→ **Stated problem 1**
Arrange the records as a JSON list of strings, one string per line and no blank lines. Begin at the very start of the records and stop after the line containing "Bar bbox=[65, 128, 637, 129]", including both ends.

→ **Text passage**

☆ ☆ ☆ ☆ ☆

Junk Brothers was on HGTV Canada (and also aired on HGTV America) in 2006/7.


----------



## Camerish (May 24, 2012)

London is another Ontario town with around 500k people, though I do not know much about it.

Ottawa if very nice and has over 1m people. Lots of parks, cultural spots, and Quebec is right next door!

Mississauga is mostly suburban sprawl covering the west side of Toronto. I live directly north of it in Brampton. If you want to be able to commute within the GTA (greater toronto area) there is a long list of places to choose from, depending on your preference. In general, west of Toronto (Mississauga, Oakville, Burlington) are much more expensive than the east side (Pickering, Ajax, Whitby, Oshawa). Then there are the Northern suburbs (Brampton, Vaughan, Richmond Hill, Markham) and several smaller communities just outside or between these. Every city in the GTA has nice spots, depending on where you want to be and how much you want to spend. Unlike many American cities, the bad parts of town are in small pockets and tend not to consume large areas. Also, crime is much lower here in general, so unless you are in a bad pocket, there is not much to worry about.

I have only been here about 5 years but grew up in Michigan and visited Toronto my entire life, as my father is from here. Let me know if you have any specific questions about areas of Toronto and I can try to help.


----------

☆ ☆ ☆ ☆ ☆

→ **Listed records**
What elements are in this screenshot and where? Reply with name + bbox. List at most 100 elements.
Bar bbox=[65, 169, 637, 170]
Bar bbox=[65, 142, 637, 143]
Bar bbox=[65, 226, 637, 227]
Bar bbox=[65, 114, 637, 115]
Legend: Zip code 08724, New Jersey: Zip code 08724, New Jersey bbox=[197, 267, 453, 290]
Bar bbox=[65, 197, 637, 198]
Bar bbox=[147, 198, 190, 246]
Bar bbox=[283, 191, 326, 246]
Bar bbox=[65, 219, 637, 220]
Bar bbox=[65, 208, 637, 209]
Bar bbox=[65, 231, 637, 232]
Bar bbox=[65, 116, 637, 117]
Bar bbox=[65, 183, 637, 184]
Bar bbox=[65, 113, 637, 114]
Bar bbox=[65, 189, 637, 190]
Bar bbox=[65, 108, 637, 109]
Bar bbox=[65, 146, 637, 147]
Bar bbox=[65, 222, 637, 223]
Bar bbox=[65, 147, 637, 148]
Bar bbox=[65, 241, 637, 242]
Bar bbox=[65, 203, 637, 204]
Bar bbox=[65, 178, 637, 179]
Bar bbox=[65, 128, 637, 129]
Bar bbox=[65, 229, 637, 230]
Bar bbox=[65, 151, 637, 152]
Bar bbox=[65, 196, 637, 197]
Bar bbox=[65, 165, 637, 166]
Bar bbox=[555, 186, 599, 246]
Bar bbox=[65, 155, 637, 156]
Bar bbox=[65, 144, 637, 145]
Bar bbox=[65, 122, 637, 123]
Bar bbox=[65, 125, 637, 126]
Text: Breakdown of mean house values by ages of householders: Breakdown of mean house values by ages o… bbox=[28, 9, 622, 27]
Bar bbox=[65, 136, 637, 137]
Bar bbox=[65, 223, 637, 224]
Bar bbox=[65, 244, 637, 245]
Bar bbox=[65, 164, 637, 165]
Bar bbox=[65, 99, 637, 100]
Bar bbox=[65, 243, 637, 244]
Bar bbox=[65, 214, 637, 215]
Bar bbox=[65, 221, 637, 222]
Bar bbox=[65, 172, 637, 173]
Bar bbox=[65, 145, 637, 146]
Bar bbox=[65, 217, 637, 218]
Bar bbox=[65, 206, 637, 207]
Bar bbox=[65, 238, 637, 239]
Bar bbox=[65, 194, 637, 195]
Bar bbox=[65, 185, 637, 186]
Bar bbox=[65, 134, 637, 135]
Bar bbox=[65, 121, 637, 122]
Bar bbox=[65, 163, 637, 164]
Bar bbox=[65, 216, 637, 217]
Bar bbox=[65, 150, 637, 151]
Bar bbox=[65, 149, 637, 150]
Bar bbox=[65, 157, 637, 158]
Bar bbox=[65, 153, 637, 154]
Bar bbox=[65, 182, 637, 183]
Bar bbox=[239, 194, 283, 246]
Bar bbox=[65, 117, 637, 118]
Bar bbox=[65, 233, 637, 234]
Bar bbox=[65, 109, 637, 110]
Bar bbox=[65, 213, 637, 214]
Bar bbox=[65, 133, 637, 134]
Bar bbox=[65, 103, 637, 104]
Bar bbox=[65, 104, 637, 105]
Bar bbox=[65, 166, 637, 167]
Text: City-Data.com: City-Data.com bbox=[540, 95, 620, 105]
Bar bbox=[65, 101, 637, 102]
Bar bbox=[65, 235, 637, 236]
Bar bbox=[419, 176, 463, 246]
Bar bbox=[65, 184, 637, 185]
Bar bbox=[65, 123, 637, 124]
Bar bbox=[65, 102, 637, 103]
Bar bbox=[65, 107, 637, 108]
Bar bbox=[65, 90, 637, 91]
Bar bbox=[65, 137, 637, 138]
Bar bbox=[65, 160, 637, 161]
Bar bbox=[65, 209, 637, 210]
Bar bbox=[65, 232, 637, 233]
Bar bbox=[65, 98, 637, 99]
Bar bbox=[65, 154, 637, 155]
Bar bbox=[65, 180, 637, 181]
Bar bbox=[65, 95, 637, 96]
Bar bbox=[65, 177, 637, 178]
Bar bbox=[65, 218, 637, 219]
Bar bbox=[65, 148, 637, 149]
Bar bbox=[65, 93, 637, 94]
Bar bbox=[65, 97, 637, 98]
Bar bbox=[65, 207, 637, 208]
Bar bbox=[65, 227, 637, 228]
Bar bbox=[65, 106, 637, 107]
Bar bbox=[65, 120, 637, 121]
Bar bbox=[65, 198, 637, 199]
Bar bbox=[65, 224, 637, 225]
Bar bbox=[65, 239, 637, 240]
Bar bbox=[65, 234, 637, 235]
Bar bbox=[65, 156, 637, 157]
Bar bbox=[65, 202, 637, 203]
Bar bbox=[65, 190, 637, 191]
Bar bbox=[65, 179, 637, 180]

☆ ☆ ☆ ☆ ☆

→ **Stated problem 2**
In the forum post about Toronto-area cities, translate this sentence into Spanish: "Also, crime is much lower here in general, so unless you are in a bad pocket, there is not much to worry about."

→ **Right answer 1**
[
  "What elements are in this screenshot and where? Reply with name + bbox. List at most 100 elements.",
  "Bar bbox=[65, 169, 637, 170]",
  "Bar bbox=[65, 142, 637, 143]",
  "Bar bbox=[65, 226, 637, 227]",
  "Bar bbox=[65, 114, 637, 115]",
  "Legend: Zip code 08724, New Jersey: Zip code 08724, New Jersey bbox=[197, 267, 453, 290]",
  "Bar bbox=[65, 197, 637, 198]",
  "Bar bbox=[147, 198, 190, 246]",
  "Bar bbox=[283, 191, 326, 246]",
  "Bar bbox=[65, 219, 637, 220]",
  "Bar bbox=[65, 208, 637, 209]",
  "Bar bbox=[65, 231, 637, 232]",
  "Bar bbox=[65, 116, 637, 117]",
  "Bar bbox=[65, 183, 637, 184]",
  "Bar bbox=[65, 113, 637, 114]",
  "Bar bbox=[65, 189, 637, 190]",
  "Bar bbox=[65, 108, 637, 109]",
  "Bar bbox=[65, 146, 637, 147]",
  "Bar bbox=[65, 222, 637, 223]",
  "Bar bbox=[65, 147, 637, 148]",
  "Bar bbox=[65, 241, 637, 242]",
  "Bar bbox=[65, 203, 637, 204]",
  "Bar bbox=[65, 178, 637, 179]",
  "Bar bbox=[65, 128, 637, 129]"
]

→ **Right answer 2**
Además, la delincuencia es mucho menor aquí en general, así que, a menos que estés en una zona mala, no hay mucho de qué preocuparse.